═════ Information supplied ═════

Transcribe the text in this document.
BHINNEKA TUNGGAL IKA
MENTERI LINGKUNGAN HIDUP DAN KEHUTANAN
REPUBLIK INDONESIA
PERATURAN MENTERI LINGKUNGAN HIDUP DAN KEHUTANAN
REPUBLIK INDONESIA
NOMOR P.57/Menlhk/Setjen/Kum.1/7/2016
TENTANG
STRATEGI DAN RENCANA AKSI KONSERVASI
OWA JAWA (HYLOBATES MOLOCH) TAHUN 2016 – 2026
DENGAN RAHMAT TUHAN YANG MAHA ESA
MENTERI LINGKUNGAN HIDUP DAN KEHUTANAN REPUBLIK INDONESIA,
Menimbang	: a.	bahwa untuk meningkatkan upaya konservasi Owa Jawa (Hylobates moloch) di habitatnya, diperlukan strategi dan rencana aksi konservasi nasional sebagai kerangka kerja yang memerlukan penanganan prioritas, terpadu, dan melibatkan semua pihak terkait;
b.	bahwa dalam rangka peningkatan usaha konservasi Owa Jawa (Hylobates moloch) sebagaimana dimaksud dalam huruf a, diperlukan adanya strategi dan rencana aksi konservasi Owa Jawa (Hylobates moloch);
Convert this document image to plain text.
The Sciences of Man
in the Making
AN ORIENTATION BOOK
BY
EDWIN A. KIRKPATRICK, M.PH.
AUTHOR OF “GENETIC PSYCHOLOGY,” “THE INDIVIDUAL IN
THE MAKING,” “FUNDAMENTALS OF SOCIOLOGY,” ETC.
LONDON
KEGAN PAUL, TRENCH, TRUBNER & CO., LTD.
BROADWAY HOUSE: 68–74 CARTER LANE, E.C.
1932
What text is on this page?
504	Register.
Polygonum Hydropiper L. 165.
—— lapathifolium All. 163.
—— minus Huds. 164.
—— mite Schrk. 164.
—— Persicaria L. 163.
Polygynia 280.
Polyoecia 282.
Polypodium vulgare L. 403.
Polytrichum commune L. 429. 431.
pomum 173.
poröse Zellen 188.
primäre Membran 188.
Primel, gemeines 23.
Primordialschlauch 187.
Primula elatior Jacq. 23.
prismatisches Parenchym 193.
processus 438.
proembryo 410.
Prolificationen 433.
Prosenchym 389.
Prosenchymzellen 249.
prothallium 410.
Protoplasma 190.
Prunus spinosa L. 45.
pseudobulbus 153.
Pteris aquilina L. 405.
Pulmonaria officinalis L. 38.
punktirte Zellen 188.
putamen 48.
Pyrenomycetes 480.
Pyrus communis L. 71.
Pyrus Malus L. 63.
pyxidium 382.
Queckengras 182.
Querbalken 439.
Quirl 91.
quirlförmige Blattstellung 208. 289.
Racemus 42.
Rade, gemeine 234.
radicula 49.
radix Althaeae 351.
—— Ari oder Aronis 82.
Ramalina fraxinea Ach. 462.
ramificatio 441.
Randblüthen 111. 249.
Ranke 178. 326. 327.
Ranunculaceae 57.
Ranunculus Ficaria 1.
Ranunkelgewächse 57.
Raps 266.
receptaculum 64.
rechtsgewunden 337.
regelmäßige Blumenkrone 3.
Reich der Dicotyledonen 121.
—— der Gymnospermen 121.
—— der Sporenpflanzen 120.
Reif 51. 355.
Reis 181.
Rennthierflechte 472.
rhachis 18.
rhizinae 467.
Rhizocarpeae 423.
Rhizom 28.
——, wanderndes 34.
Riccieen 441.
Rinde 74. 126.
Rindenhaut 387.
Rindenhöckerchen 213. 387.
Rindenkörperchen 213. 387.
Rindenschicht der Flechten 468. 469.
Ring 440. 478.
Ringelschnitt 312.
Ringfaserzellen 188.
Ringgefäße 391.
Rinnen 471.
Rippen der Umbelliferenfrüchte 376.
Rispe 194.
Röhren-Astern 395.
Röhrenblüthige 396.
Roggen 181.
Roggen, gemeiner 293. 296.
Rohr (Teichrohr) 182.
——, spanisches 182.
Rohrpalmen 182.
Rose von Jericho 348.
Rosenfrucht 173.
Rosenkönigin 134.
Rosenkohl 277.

═════

Work to complete: Reproduce each line of the entries in which the word "KEHUTANAN" is found.

Task result:
MENTERI LINGKUNGAN HIDUP DAN KEHUTANAN
PERATURAN MENTERI LINGKUNGAN HIDUP DAN KEHUTANAN
MENTERI LINGKUNGAN HIDUP DAN KEHUTANAN REPUBLIK INDONESIA,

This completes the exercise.